Exclude images, then output the remaining data verbatim.

##########

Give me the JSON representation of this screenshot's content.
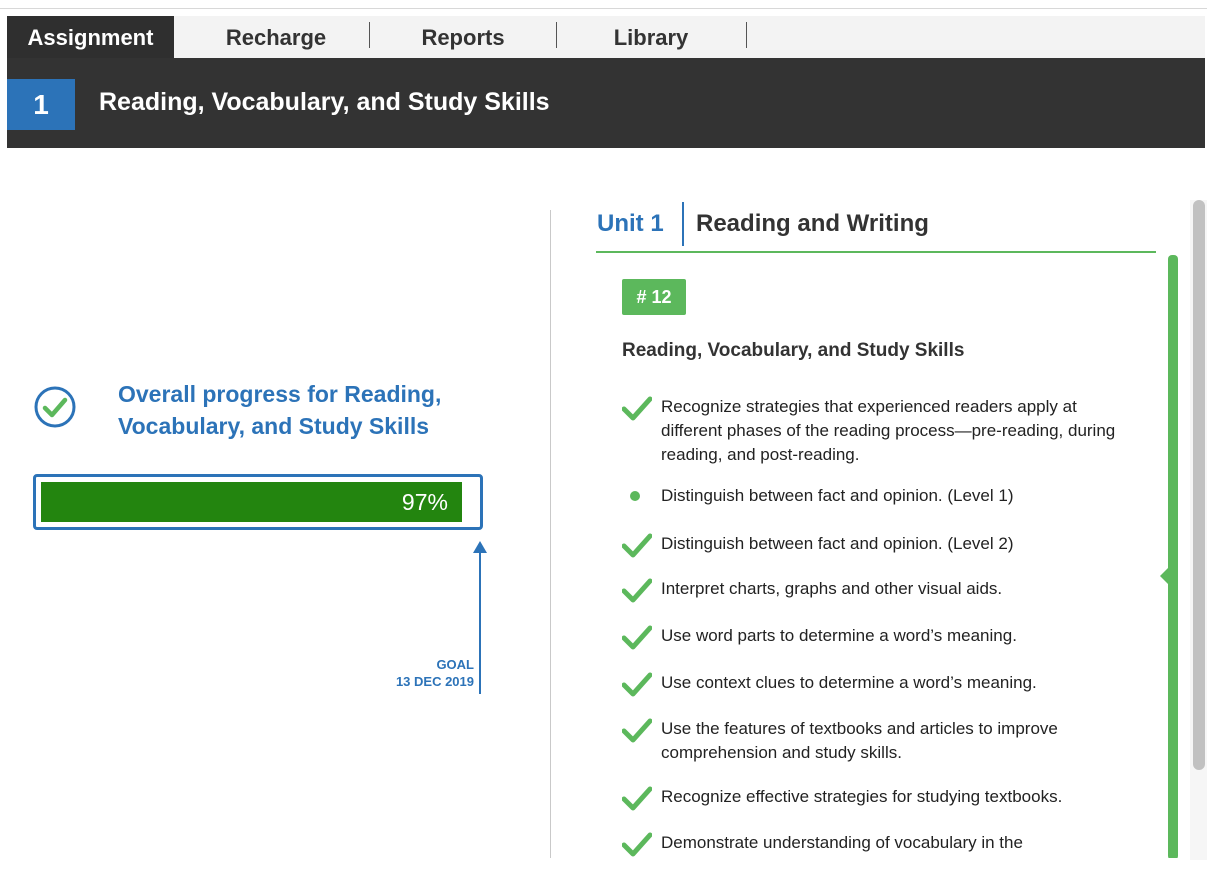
{
  "tabs": [
    {
      "label": "Assignment",
      "active": true
    },
    {
      "label": "Recharge",
      "active": false
    },
    {
      "label": "Reports",
      "active": false
    },
    {
      "label": "Library",
      "active": false
    }
  ],
  "header": {
    "number": "1",
    "title": "Reading, Vocabulary, and Study Skills"
  },
  "progress": {
    "title": "Overall progress for Reading, Vocabulary, and Study Skills",
    "percent_label": "97%",
    "percent": 97,
    "goal_label": "GOAL",
    "goal_date": "13 DEC 2019"
  },
  "unit": {
    "label": "Unit 1",
    "title": "Reading and Writing"
  },
  "lesson": {
    "badge": "# 12",
    "title": "Reading, Vocabulary, and Study Skills",
    "objectives": [
      {
        "text": "Recognize strategies that experienced readers apply at different phases of the reading process—pre-reading, during reading, and post-reading.",
        "status": "complete"
      },
      {
        "text": "Distinguish between fact and opinion. (Level 1)",
        "status": "in-progress"
      },
      {
        "text": "Distinguish between fact and opinion. (Level 2)",
        "status": "complete"
      },
      {
        "text": "Interpret charts, graphs and other visual aids.",
        "status": "complete"
      },
      {
        "text": "Use word parts to determine a word’s meaning.",
        "status": "complete"
      },
      {
        "text": "Use context clues to determine a word’s meaning.",
        "status": "complete"
      },
      {
        "text": "Use the features of textbooks and articles to improve comprehension and study skills.",
        "status": "complete"
      },
      {
        "text": "Recognize effective strategies for studying textbooks.",
        "status": "complete"
      },
      {
        "text": "Demonstrate understanding of vocabulary in the",
        "status": "complete"
      }
    ]
  },
  "colors": {
    "accent": "#2c73b8",
    "progress_fill": "#23850f",
    "check": "#5cb85c",
    "header_bg": "#333333"
  }
}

##########

_WORKED ANSWER_
Give me the JSON representation of this screenshot's content.
{
  "tabs": [
    {
      "label": "Assignment",
      "active": true
    },
    {
      "label": "Recharge",
      "active": false
    },
    {
      "label": "Reports",
      "active": false
    },
    {
      "label": "Library",
      "active": false
    }
  ],
  "header": {
    "number": "1",
    "title": "Reading, Vocabulary, and Study Skills"
  },
  "progress": {
    "title": "Overall progress for Reading, Vocabulary, and Study Skills",
    "percent_label": "97%",
    "percent": 97,
    "goal_label": "GOAL",
    "goal_date": "13 DEC 2019"
  },
  "unit": {
    "label": "Unit 1",
    "title": "Reading and Writing"
  },
  "lesson": {
    "badge": "# 12",
    "title": "Reading, Vocabulary, and Study Skills",
    "objectives": [
      {
        "text": "Recognize strategies that experienced readers apply at different phases of the reading process—pre-reading, during reading, and post-reading.",
        "status": "complete"
      },
      {
        "text": "Distinguish between fact and opinion. (Level 1)",
        "status": "in-progress"
      },
      {
        "text": "Distinguish between fact and opinion. (Level 2)",
        "status": "complete"
      },
      {
        "text": "Interpret charts, graphs and other visual aids.",
        "status": "complete"
      },
      {
        "text": "Use word parts to determine a word’s meaning.",
        "status": "complete"
      },
      {
        "text": "Use context clues to determine a word’s meaning.",
        "status": "complete"
      },
      {
        "text": "Use the features of textbooks and articles to improve comprehension and study skills.",
        "status": "complete"
      },
      {
        "text": "Recognize effective strategies for studying textbooks.",
        "status": "complete"
      },
      {
        "text": "Demonstrate understanding of vocabulary in the",
        "status": "complete"
      }
    ]
  },
  "colors": {
    "accent": "#2c73b8",
    "progress_fill": "#23850f",
    "check": "#5cb85c",
    "header_bg": "#333333"
  }
}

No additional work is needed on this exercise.